▶ _Testo estratto_:
====================
Come il popolo di Dio partecipa non solo a ciò che è da credere ma anche a ciò che è da vivere come risposta alle esigenze del tempo?


Un secondo aspetto che desidero sottolineare e che credo interessi tutti noi è quello della responsabilità del laico battezzato nella vita della società, l’impegno in quello che il Concilio chiamava le realtà temporali. Nella Gaudium et Spes e negli altri documenti si stabilisce la legittima autonomia dei laici nelle scelte temporali. Che ne è oggi? Come il rapporto dei cristiani laici con il temporale viene vissuto? E’ un’altra domanda a cui penso si debba dare risposta.
====================
▶ _Voci estratte_:

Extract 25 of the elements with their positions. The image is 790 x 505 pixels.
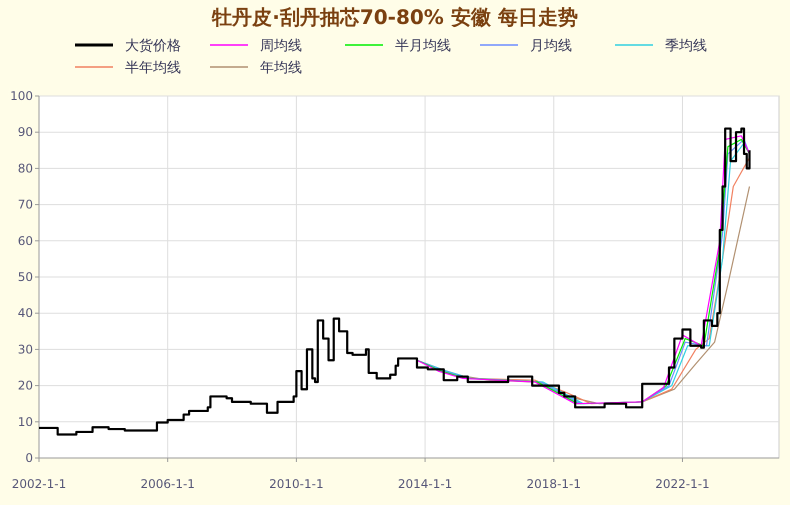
y-tick-label: 90 bbox=[18, 125, 33, 140]
x-tick-label: 2014-1-1 bbox=[398, 477, 452, 491]
legend-label: 周均线 bbox=[260, 38, 302, 54]
y-tick-label: 10 bbox=[18, 414, 33, 429]
legend-label: 年均线 bbox=[260, 60, 302, 76]
x-tick-label: 2022-1-1 bbox=[655, 477, 710, 491]
legend-label: 半月均线 bbox=[395, 38, 451, 54]
legend-label: 大货价格 bbox=[125, 38, 181, 54]
x-tick-label: 2002-1-1 bbox=[12, 477, 66, 491]
legend-label: 月均线 bbox=[530, 38, 572, 54]
x-tick-label: 2018-1-1 bbox=[526, 477, 581, 491]
y-tick-label: 40 bbox=[18, 306, 33, 320]
x-tick-label: 2010-1-1 bbox=[269, 477, 324, 491]
legend-label: 半年均线 bbox=[125, 60, 181, 76]
y-tick-label: 70 bbox=[18, 198, 33, 212]
chart-title: 牡丹皮·刮丹抽芯70-80% 安徽 每日走势 bbox=[211, 5, 578, 29]
legend-label: 季均线 bbox=[665, 38, 707, 54]
y-tick-label: 0 bbox=[25, 451, 33, 465]
x-tick-label: 2006-1-1 bbox=[140, 477, 195, 491]
y-tick-label: 60 bbox=[18, 234, 33, 248]
y-tick-label: 100 bbox=[10, 89, 33, 103]
y-tick-label: 30 bbox=[18, 342, 33, 356]
y-tick-label: 80 bbox=[18, 161, 33, 176]
y-tick-label: 50 bbox=[18, 270, 33, 284]
y-tick-label: 20 bbox=[18, 378, 33, 393]
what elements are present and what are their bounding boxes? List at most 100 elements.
====================
▶ _Compito assegnato_:
Modifica il testo sul ruolo dei laici riscrivendo il passo che comincia con "Come il popolo" e prosegue fino a "debba dare risposta.", con "società" sostituito da "comunità". Le voci costituiscono un materiale a sé, distinto dal testo.

▶ _Soluzione proposta_:
Come il popolo di Dio partecipa non solo a ciò che è da credere ma anche a ciò che è da vivere come risposta alle esigenze del tempo?


Un secondo aspetto che desidero sottolineare e che credo interessi tutti noi è quello della responsabilità del laico battezzato nella vita della comunità, l’impegno in quello che il Concilio chiamava le realtà temporali. Nella Gaudium et Spes e negli altri documenti si stabilisce la legittima autonomia dei laici nelle scelte temporali. Che ne è oggi? Come il rapporto dei cristiani laici con il temporale viene vissuto? E’ un’altra domanda a cui penso si debba dare risposta.